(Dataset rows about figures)
-.-.-

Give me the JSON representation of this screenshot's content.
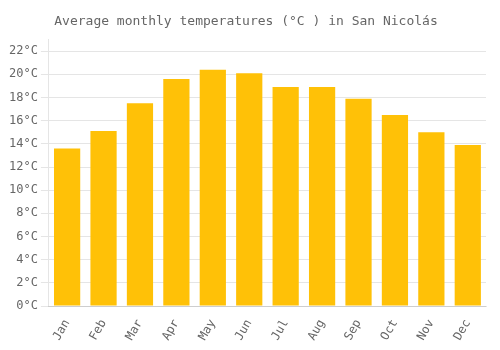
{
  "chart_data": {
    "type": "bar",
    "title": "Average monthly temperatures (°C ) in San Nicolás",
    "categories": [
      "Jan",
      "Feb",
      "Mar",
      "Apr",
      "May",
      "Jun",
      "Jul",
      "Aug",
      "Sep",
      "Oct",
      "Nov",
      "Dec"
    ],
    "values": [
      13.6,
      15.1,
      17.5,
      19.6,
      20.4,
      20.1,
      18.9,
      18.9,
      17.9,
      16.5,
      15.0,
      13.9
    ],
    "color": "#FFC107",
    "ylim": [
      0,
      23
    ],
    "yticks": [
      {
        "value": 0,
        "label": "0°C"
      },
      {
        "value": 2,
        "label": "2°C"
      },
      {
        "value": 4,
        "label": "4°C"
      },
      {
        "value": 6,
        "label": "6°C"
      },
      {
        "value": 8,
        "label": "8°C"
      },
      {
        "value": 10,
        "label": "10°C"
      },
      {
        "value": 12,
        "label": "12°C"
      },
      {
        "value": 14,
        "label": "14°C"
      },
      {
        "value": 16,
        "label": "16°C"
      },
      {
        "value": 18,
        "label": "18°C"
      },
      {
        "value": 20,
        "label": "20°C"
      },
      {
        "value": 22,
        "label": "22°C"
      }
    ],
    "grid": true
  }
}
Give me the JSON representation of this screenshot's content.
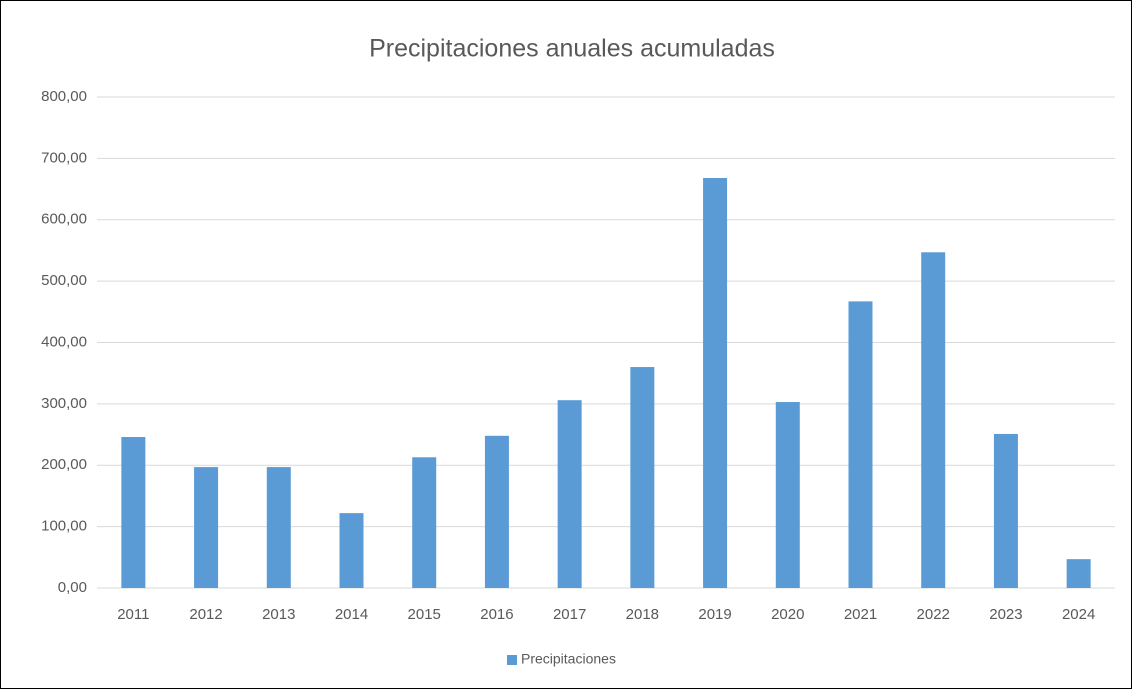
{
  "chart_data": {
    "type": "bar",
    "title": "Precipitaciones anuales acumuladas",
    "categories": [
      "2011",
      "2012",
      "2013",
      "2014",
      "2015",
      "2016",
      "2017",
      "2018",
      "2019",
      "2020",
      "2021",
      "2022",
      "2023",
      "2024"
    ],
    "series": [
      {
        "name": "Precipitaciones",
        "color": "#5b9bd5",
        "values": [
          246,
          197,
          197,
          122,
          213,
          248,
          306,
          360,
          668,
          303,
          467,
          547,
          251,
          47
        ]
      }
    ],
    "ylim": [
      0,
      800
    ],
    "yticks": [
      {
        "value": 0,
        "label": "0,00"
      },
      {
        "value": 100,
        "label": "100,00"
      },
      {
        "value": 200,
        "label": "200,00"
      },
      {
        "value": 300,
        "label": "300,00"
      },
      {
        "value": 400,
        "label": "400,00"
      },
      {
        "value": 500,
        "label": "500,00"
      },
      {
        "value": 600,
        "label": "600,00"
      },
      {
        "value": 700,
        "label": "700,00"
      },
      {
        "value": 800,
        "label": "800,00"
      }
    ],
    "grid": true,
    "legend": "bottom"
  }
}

-.-.-

Work to be completed: In the records above, how many lines hold the string "title"? Reply with only the number.

Task result: 2